* Begin Data for this exercise *

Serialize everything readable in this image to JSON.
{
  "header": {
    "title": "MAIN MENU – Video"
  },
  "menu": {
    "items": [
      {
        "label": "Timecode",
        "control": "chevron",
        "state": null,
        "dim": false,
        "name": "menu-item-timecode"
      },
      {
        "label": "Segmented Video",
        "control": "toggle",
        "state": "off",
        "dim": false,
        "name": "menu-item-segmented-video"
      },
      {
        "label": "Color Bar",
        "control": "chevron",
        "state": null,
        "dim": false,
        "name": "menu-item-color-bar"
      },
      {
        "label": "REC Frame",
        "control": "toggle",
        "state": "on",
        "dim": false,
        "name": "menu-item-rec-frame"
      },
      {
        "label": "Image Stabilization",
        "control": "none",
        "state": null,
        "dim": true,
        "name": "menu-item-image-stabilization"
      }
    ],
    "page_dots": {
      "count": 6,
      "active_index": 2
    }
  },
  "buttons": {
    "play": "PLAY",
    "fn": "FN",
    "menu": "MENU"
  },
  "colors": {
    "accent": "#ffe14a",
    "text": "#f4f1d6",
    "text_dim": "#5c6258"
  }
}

* End Data for this exercise *
* Begin Data for this exercise *

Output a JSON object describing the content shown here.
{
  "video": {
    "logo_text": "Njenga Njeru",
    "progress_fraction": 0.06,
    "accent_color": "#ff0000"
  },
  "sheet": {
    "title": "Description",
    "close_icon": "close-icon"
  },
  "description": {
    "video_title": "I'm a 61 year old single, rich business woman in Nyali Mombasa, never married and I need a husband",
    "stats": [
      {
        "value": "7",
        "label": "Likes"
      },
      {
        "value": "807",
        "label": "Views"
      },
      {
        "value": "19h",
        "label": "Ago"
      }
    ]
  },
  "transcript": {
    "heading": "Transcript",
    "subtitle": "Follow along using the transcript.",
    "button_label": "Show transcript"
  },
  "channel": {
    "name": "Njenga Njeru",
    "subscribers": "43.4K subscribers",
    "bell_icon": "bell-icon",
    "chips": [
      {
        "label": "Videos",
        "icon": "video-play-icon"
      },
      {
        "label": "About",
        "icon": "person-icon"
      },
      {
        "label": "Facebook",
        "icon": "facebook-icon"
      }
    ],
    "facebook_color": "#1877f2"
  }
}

* End Data for this exercise *

(Work instructions): Pull every line containing "JSON" out of the records.

(Exercise answer):
Serialize everything readable in this image to JSON.
Output a JSON object describing the content shown here.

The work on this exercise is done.